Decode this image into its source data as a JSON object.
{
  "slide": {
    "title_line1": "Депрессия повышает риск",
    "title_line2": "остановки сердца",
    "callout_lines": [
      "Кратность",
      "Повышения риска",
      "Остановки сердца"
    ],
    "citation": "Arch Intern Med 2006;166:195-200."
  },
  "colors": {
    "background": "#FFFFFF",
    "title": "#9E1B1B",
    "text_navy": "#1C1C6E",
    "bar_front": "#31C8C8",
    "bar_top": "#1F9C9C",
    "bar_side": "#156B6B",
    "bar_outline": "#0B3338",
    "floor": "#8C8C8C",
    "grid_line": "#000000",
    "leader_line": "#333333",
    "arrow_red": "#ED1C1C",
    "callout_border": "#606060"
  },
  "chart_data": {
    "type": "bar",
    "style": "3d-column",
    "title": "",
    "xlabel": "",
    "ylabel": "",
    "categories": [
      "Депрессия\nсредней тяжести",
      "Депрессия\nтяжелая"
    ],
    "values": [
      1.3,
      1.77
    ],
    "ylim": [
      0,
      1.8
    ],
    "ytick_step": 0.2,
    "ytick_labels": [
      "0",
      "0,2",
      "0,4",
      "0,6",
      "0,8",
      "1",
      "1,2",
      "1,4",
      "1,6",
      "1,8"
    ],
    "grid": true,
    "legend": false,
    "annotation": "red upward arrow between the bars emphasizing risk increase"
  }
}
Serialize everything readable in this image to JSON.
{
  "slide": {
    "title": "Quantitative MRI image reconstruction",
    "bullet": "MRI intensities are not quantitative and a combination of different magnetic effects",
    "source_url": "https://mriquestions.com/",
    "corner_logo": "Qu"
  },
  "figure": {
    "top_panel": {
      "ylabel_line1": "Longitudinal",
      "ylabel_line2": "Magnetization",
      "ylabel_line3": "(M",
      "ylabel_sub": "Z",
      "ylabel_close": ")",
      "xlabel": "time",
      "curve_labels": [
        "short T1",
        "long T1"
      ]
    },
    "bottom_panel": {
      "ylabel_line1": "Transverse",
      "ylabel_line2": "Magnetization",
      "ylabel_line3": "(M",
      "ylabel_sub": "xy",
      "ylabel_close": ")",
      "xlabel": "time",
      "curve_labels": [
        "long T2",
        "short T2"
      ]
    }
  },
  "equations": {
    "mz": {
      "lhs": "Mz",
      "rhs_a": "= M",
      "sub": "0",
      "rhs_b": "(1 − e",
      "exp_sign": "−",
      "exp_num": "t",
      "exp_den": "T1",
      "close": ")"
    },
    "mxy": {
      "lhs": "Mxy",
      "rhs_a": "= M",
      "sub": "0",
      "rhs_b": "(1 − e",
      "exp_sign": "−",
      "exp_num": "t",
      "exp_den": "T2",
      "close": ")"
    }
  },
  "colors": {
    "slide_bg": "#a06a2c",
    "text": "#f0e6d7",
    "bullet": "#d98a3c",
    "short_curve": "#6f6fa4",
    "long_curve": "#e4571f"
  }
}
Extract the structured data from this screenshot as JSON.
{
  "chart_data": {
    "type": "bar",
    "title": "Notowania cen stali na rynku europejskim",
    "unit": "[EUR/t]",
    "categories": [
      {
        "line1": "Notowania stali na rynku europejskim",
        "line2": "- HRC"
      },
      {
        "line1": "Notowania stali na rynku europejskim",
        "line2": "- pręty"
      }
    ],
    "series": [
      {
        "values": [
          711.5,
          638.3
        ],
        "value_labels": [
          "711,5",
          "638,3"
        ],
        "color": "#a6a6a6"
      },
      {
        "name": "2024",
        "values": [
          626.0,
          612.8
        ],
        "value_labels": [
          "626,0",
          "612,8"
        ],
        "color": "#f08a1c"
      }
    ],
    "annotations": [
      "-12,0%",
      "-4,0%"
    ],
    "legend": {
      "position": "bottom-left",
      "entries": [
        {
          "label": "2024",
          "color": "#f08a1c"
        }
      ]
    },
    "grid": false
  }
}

○ ○ ○ ○ ○ ○ ○

## TO DO
Copy exactly the lines above, from the one containing "Extract the structured" through the very last line.

## EXERCISE SOLUTION
Extract the structured data from this screenshot as JSON.
{
  "chart_data": {
    "type": "bar",
    "title": "Notowania cen stali na rynku europejskim",
    "unit": "[EUR/t]",
    "categories": [
      {
        "line1": "Notowania stali na rynku europejskim",
        "line2": "- HRC"
      },
      {
        "line1": "Notowania stali na rynku europejskim",
        "line2": "- pręty"
      }
    ],
    "series": [
      {
        "values": [
          711.5,
          638.3
        ],
        "value_labels": [
          "711,5",
          "638,3"
        ],
        "color": "#a6a6a6"
      },
      {
        "name": "2024",
        "values": [
          626.0,
          612.8
        ],
        "value_labels": [
          "626,0",
          "612,8"
        ],
        "color": "#f08a1c"
      }
    ],
    "annotations": [
      "-12,0%",
      "-4,0%"
    ],
    "legend": {
      "position": "bottom-left",
      "entries": [
        {
          "label": "2024",
          "color": "#f08a1c"
        }
      ]
    },
    "grid": false
  }
}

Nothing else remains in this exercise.